> [Work required]:
Check each line of the entries below for the string "saving"; copy every line where it appears.

> [Records to process]:
※

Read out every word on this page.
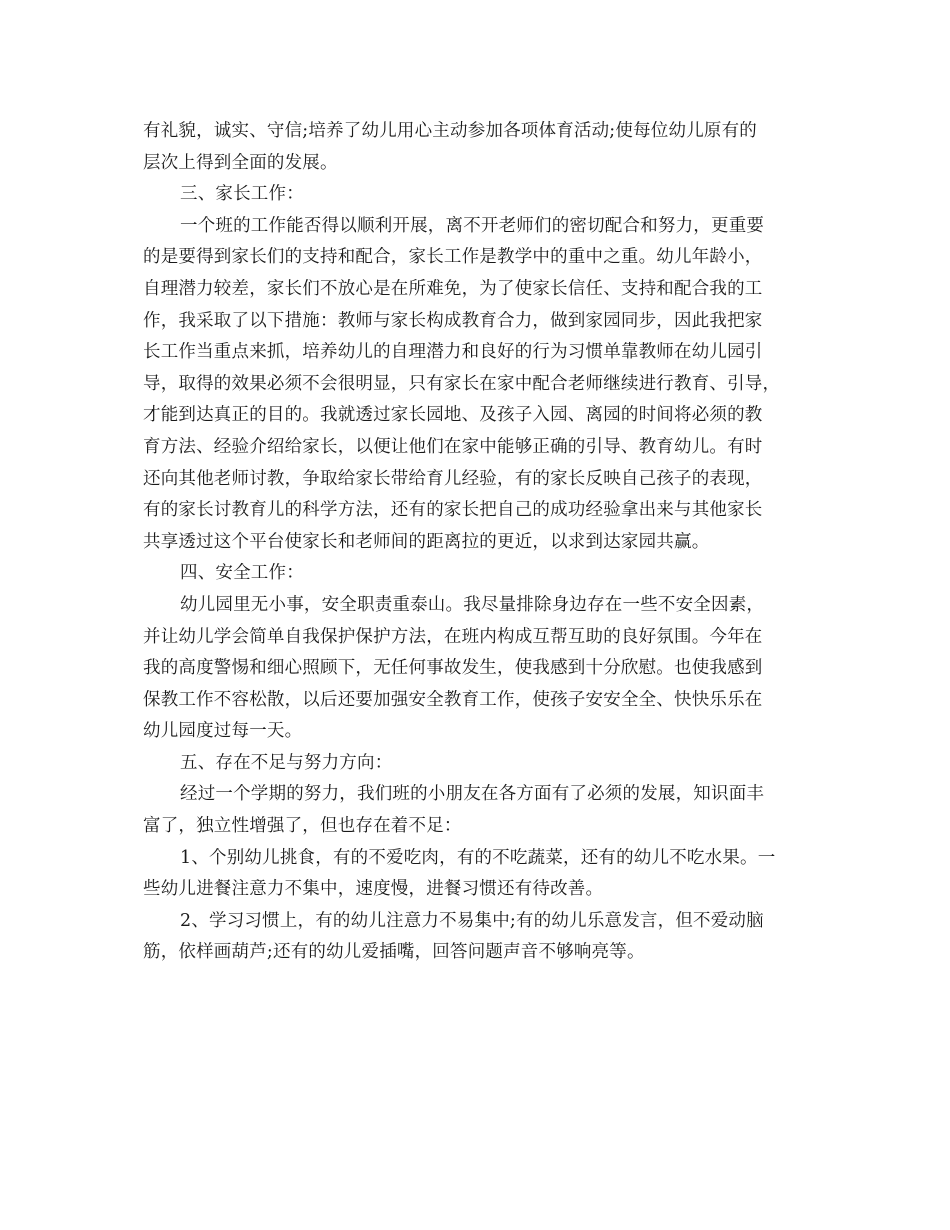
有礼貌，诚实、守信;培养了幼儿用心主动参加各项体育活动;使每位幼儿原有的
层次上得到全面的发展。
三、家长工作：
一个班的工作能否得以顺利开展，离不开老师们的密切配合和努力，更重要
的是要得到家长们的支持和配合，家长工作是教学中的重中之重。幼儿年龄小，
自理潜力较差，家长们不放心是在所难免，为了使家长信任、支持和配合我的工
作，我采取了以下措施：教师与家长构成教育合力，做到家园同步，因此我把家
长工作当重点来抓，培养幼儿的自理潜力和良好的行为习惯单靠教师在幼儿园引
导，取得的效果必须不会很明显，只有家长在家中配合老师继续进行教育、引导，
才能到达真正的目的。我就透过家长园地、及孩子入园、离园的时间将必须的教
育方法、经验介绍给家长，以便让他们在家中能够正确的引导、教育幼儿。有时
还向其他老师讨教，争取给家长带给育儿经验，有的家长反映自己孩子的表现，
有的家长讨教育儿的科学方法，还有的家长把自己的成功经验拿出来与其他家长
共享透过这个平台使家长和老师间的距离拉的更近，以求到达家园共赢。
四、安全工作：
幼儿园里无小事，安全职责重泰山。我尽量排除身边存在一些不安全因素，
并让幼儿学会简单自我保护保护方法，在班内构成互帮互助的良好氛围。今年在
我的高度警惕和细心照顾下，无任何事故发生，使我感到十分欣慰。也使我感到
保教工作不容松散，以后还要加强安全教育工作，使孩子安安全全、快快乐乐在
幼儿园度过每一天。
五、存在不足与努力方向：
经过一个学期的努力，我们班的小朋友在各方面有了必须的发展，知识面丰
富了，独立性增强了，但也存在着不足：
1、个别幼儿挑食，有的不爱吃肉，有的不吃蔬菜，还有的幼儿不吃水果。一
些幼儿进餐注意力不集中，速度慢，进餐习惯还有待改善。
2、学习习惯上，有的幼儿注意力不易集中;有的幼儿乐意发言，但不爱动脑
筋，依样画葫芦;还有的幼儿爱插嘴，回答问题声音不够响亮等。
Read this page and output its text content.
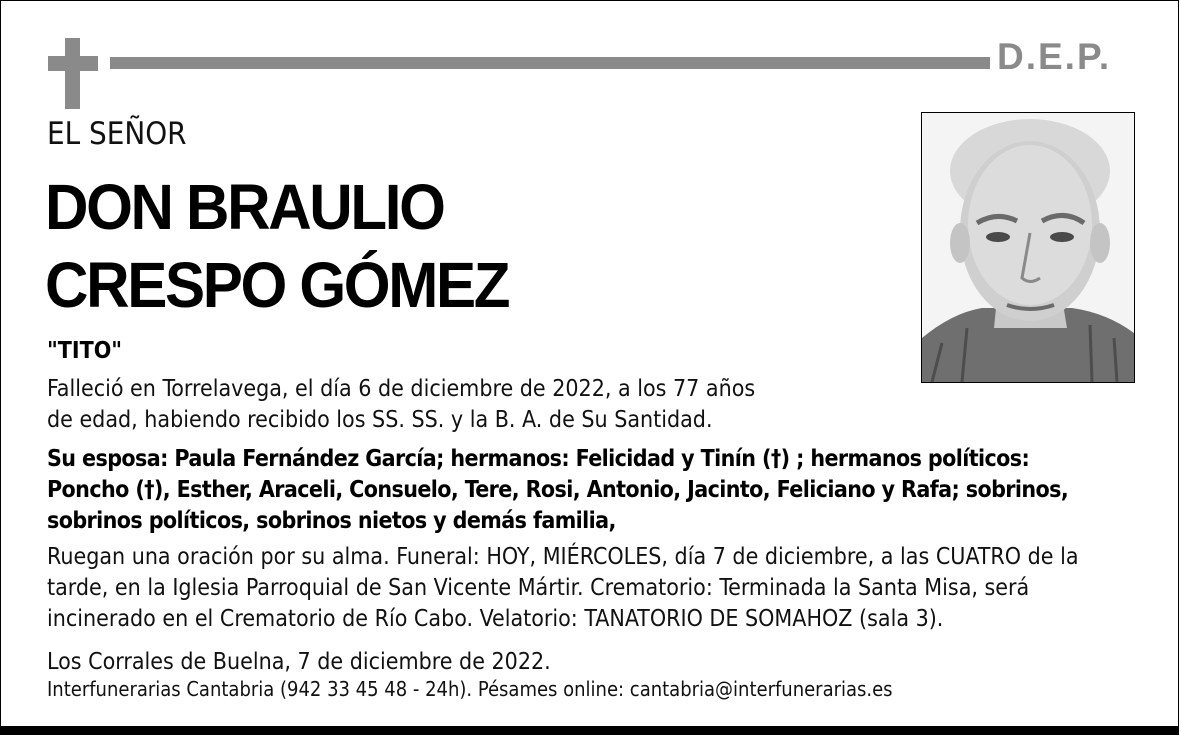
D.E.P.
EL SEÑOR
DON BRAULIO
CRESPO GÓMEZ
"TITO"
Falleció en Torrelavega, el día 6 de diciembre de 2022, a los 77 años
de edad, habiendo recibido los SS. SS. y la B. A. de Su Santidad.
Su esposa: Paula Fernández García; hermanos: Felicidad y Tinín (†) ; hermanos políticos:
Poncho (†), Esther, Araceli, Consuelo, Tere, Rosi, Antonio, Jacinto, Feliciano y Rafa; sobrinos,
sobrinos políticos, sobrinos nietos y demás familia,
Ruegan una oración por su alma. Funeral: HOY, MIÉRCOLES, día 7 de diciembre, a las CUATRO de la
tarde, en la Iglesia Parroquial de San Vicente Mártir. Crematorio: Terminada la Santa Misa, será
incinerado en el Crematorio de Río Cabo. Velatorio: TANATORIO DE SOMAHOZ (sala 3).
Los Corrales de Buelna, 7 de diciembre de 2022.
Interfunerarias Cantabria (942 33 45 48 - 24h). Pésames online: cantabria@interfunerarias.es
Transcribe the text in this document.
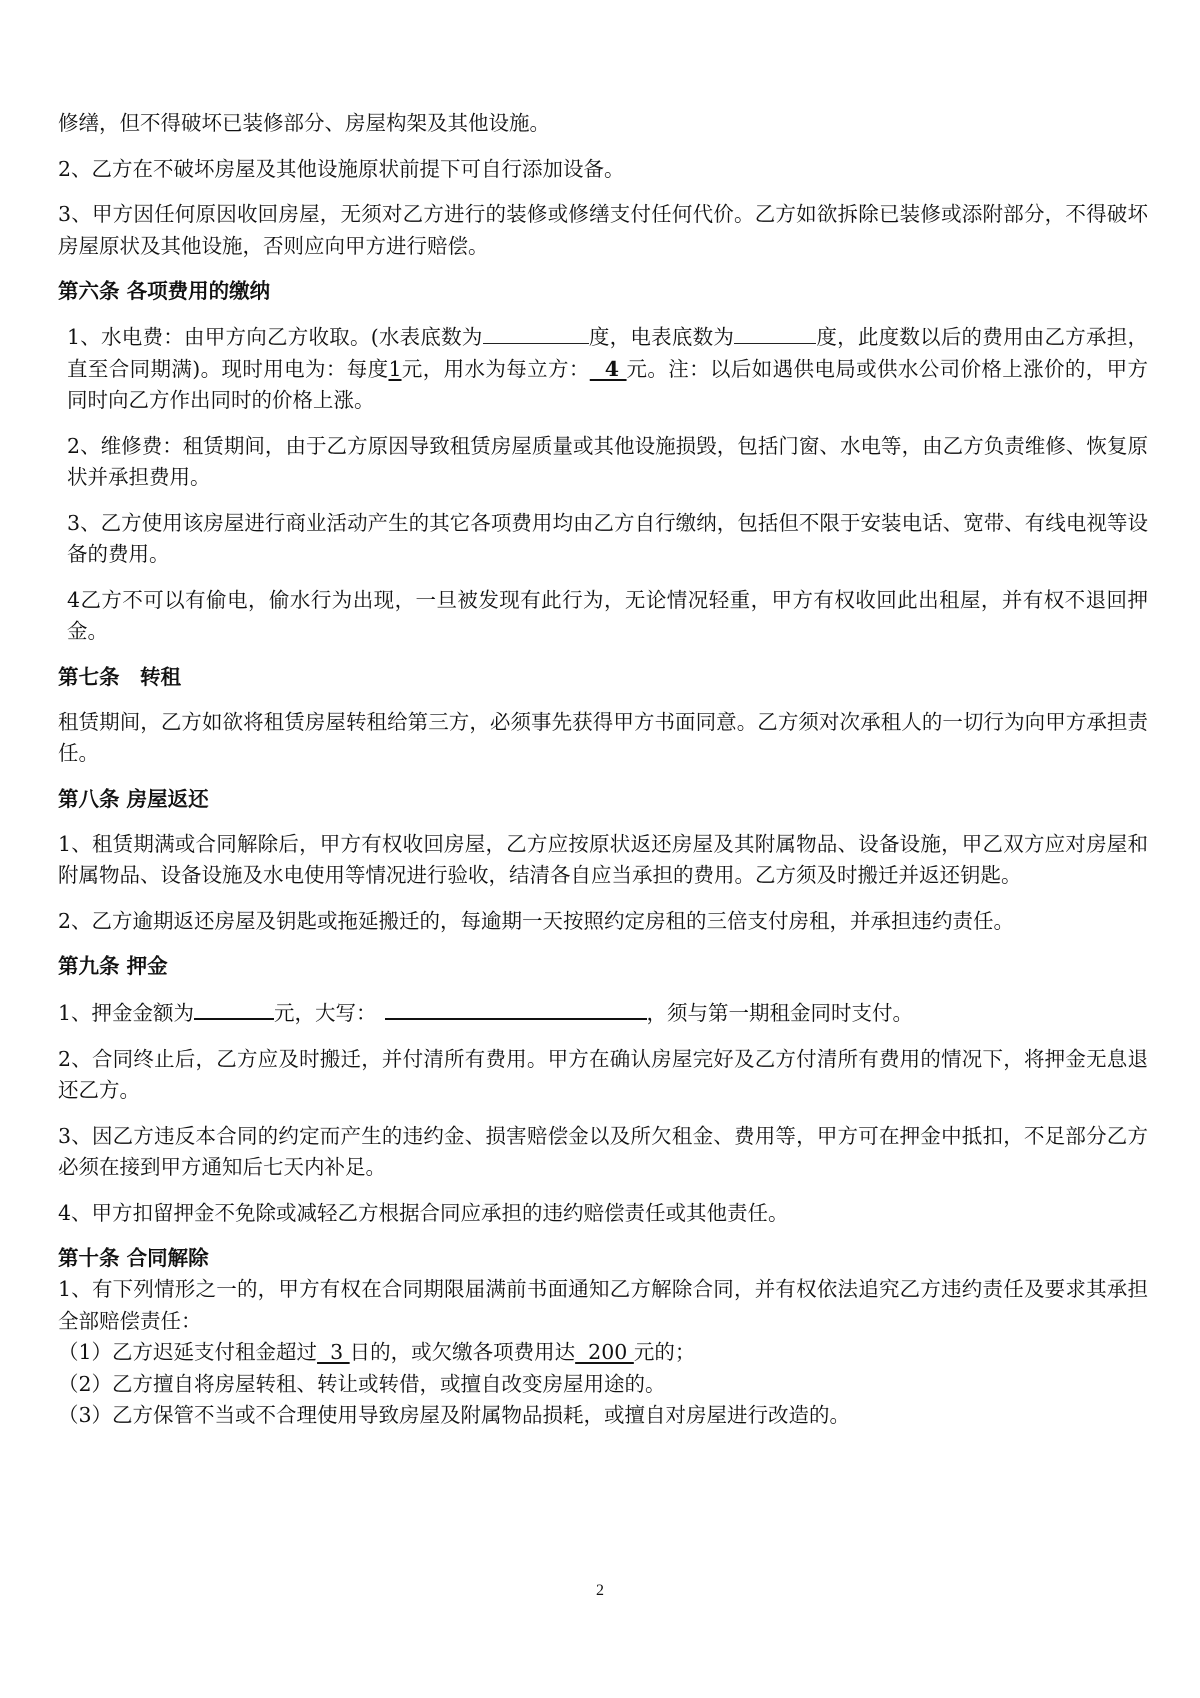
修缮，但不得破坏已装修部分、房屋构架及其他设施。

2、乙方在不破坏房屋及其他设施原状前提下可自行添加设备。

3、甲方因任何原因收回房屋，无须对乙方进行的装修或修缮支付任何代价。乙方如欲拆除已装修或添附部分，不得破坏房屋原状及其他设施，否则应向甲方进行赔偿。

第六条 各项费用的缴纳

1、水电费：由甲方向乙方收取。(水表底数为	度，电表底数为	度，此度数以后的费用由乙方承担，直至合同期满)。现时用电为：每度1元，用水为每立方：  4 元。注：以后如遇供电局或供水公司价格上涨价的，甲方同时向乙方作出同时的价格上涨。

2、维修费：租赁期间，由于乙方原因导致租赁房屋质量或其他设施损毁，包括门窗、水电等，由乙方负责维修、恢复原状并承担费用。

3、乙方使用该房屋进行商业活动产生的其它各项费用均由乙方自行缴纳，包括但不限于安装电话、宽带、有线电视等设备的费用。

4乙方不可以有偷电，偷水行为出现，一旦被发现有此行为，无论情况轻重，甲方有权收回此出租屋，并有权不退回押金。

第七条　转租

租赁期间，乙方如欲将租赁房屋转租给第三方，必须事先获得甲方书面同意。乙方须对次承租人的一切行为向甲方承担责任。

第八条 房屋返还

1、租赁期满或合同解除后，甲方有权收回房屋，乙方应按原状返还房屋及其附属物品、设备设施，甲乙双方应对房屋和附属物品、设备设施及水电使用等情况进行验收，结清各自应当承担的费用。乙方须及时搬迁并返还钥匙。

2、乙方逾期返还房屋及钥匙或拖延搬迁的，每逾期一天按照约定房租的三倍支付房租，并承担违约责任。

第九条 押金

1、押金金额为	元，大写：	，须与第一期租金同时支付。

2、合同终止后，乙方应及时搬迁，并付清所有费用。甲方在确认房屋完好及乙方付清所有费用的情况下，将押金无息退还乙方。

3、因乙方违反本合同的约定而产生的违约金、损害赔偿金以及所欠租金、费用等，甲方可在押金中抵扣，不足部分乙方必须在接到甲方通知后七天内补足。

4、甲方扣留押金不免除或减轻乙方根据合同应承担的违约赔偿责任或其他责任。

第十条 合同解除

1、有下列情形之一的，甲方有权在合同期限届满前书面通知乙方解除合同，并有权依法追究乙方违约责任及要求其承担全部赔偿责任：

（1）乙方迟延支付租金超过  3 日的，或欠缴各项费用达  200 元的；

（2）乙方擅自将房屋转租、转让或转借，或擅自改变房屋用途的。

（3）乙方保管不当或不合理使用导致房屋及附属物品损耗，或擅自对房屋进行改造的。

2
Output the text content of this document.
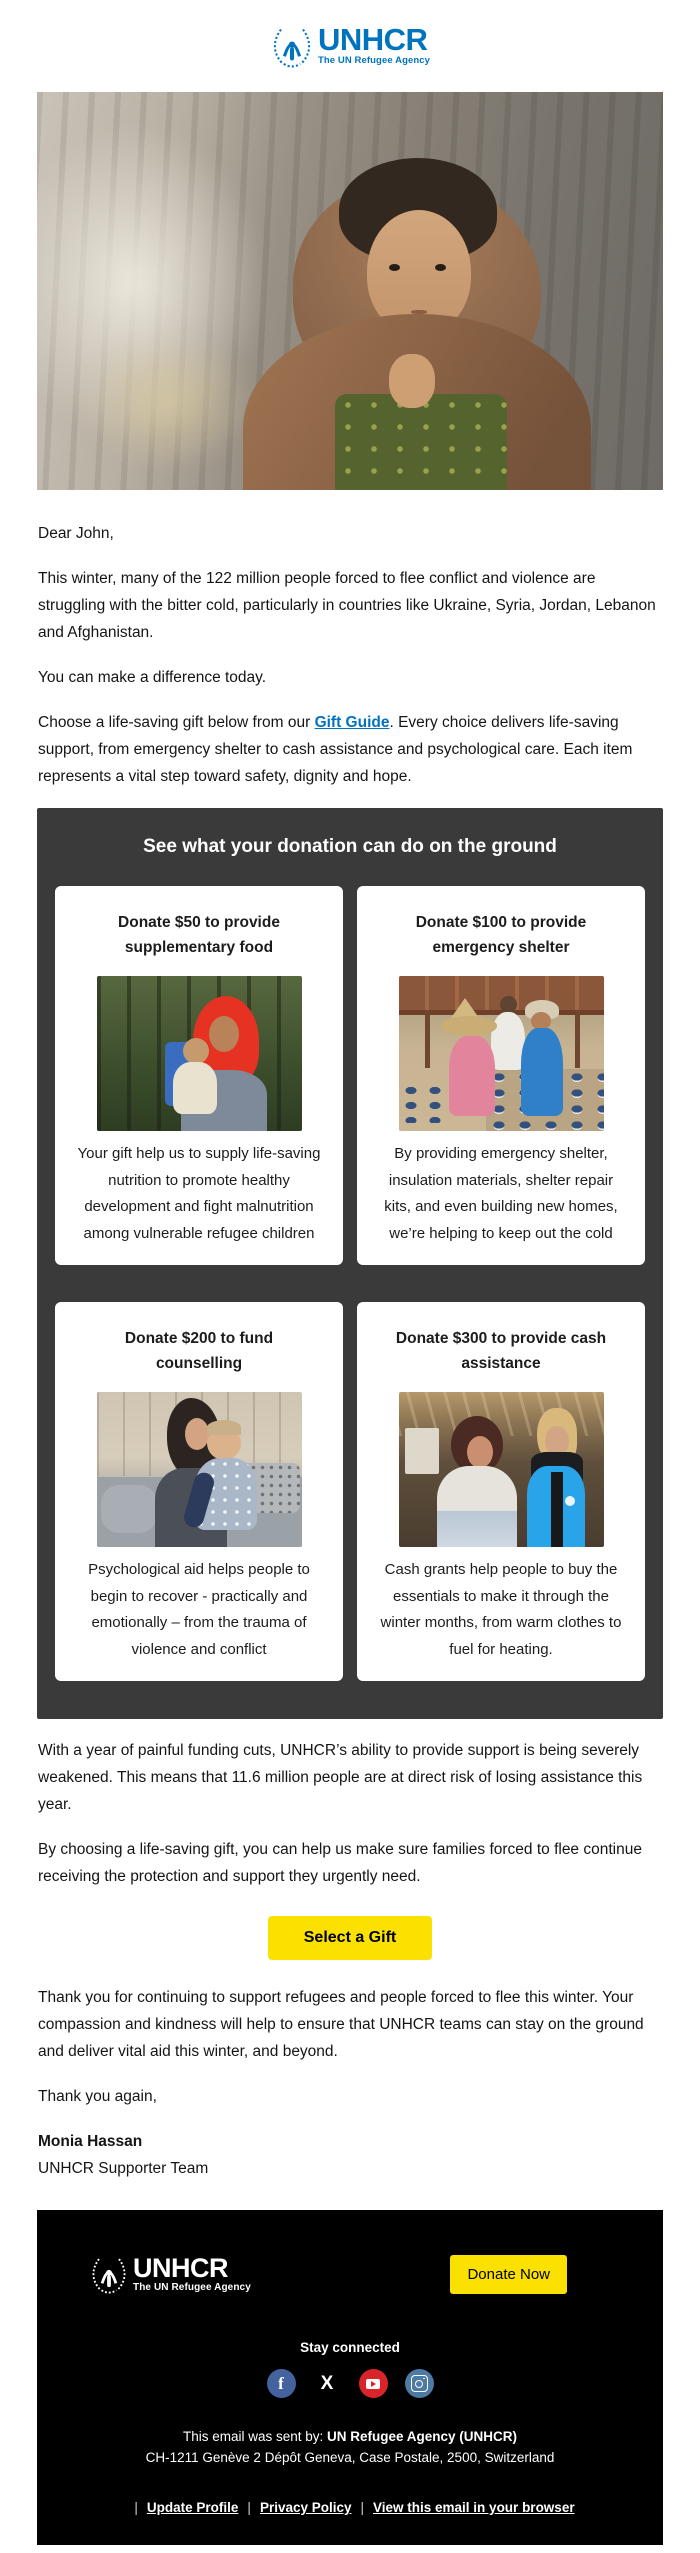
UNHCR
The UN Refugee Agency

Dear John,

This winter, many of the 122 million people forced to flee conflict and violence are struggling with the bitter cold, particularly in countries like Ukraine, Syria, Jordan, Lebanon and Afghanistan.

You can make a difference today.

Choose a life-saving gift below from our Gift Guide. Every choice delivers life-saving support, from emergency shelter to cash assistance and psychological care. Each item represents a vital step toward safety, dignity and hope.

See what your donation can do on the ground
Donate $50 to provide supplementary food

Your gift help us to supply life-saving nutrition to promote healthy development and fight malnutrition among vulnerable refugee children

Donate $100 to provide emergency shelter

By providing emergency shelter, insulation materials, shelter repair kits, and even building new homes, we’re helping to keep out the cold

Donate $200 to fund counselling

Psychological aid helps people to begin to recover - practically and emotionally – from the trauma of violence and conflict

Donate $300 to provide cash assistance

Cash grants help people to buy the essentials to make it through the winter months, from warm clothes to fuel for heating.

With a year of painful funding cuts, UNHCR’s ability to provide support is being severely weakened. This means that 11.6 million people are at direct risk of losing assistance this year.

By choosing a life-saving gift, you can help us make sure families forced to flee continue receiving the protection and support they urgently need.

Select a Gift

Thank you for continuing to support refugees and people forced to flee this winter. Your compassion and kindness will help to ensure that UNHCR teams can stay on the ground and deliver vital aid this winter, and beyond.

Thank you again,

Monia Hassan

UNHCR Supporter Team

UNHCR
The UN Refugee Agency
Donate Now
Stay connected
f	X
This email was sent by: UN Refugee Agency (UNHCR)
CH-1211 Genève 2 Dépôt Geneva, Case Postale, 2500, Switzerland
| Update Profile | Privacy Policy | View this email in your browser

※

> [Result below]:
Choose a life-saving gift below from our Gift Guide. Every choice delivers life-saving support, from emergency shelter to cash assistance and psychological care. Each item represents a vital step toward safety, dignity and hope.
Your gift help us to supply life-saving nutrition to promote healthy development and fight malnutrition among vulnerable refugee children
By choosing a life-saving gift, you can help us make sure families forced to flee continue receiving the protection and support they urgently need.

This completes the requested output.